State the number of lines that hold the string "grindstone", with nothing added.
RECORDS SUPPLIED start
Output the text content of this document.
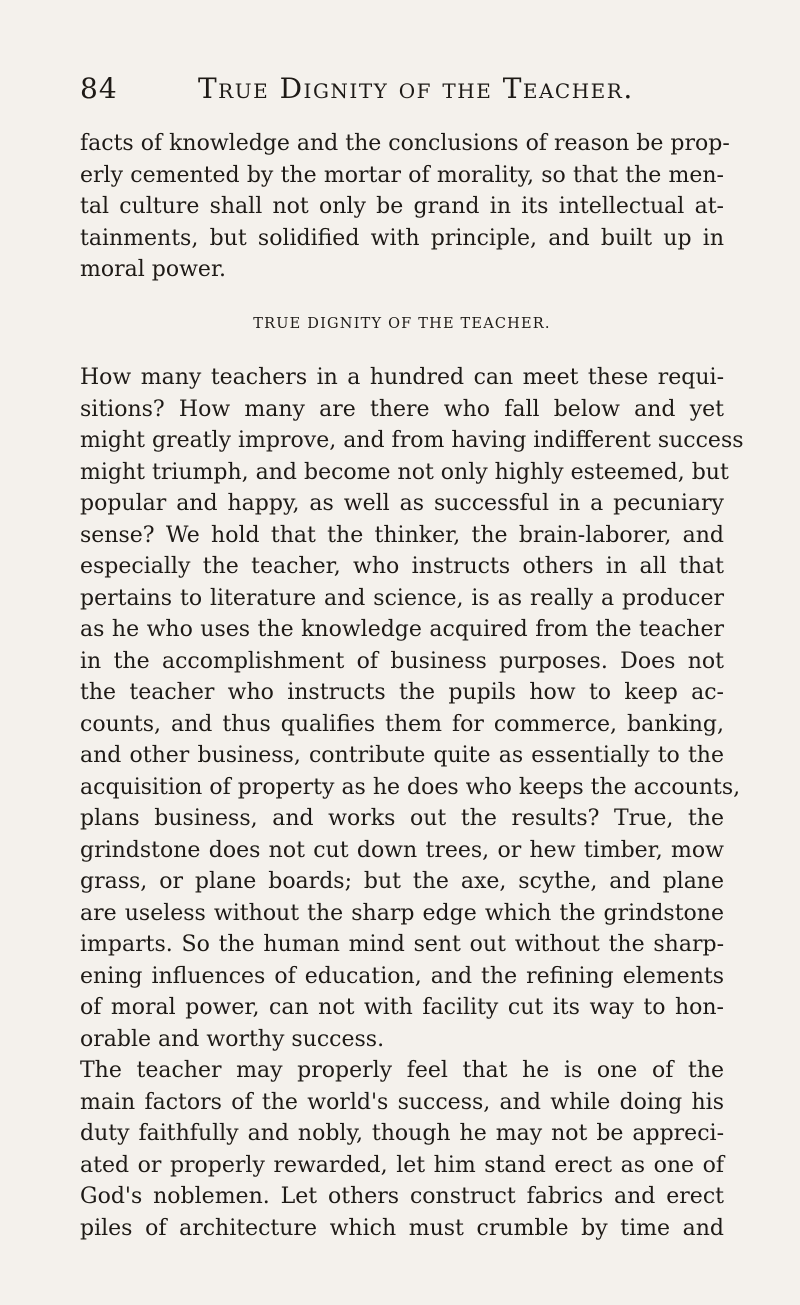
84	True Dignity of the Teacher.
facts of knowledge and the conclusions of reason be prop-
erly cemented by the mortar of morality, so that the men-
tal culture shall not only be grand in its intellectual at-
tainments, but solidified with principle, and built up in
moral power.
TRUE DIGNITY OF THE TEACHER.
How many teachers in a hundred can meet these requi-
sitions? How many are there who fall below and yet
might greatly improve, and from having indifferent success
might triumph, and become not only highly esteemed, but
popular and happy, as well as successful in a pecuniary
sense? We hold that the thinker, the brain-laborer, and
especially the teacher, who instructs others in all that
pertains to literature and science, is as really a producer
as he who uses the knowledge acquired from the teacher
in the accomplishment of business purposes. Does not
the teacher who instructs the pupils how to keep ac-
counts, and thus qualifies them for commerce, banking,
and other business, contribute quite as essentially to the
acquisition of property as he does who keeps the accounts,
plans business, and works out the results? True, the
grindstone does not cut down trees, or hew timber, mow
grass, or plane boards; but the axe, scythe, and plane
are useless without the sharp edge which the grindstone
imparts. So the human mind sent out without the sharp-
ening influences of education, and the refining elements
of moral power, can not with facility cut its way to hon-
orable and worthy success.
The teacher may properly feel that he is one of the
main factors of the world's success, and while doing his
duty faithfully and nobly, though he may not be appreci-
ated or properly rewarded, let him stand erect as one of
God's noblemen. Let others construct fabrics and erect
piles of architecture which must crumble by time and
RECORDS SUPPLIED end
RECORDS SUPPLIED start
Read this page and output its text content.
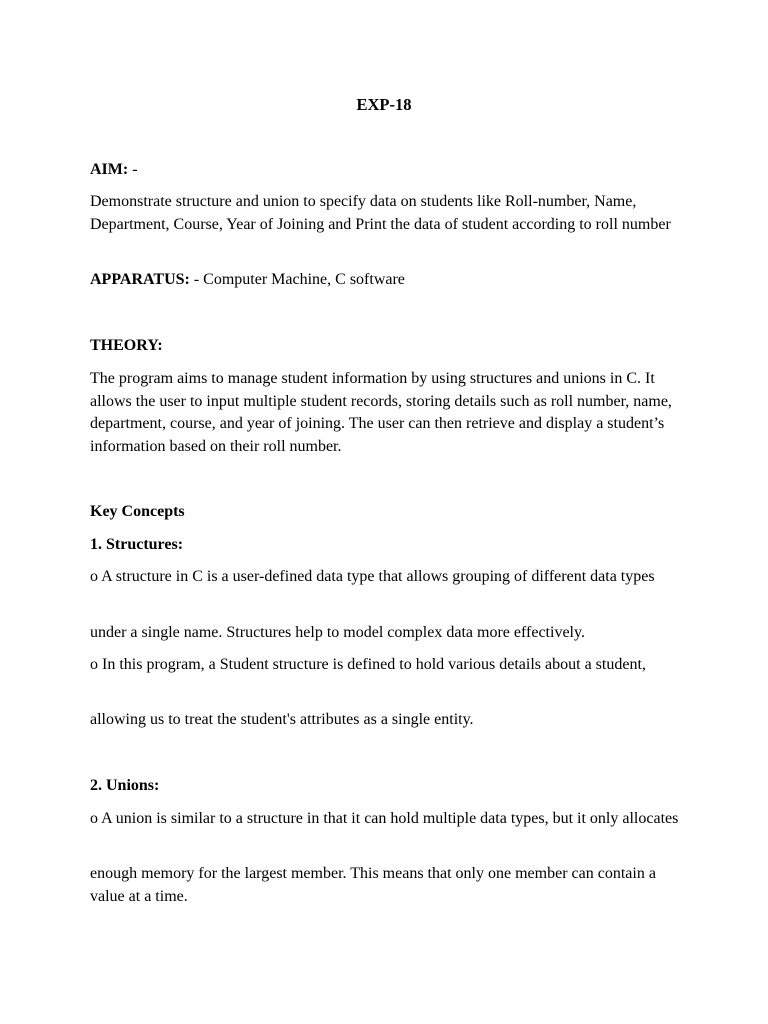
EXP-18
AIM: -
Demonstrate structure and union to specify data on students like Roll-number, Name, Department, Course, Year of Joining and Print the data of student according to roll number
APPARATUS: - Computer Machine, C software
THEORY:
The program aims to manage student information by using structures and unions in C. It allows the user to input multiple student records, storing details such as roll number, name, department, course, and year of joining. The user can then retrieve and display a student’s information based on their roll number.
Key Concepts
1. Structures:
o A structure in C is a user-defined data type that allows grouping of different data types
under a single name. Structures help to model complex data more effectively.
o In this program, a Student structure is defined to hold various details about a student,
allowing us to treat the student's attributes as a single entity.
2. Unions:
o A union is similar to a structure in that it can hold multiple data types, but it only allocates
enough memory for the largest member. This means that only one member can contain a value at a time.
RECORDS SUPPLIED end
RECORDS SUPPLIED start
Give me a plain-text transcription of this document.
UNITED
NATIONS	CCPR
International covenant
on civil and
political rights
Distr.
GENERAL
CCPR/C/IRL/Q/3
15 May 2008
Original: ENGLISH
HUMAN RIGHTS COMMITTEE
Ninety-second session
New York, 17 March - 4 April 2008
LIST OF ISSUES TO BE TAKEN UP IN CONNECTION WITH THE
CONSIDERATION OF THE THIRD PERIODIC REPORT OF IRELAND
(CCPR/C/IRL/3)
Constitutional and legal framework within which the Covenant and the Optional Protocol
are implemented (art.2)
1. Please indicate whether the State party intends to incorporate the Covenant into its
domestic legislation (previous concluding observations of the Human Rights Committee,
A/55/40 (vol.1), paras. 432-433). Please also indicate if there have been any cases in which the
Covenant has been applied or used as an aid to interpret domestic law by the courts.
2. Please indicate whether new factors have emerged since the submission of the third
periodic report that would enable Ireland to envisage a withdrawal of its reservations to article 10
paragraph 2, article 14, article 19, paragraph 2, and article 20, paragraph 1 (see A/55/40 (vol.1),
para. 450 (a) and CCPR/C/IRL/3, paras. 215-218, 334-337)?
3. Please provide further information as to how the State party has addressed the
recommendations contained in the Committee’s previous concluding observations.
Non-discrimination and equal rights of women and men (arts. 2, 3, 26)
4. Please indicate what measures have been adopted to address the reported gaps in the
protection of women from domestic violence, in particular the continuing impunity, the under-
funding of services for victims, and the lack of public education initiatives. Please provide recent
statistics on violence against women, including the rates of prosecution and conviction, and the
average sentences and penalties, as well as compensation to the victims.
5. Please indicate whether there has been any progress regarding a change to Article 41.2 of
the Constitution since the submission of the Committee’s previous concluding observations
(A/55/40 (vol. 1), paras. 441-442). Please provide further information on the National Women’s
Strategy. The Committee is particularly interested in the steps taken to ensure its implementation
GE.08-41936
RECORDS SUPPLIED end
REPLY TO THE TASK
2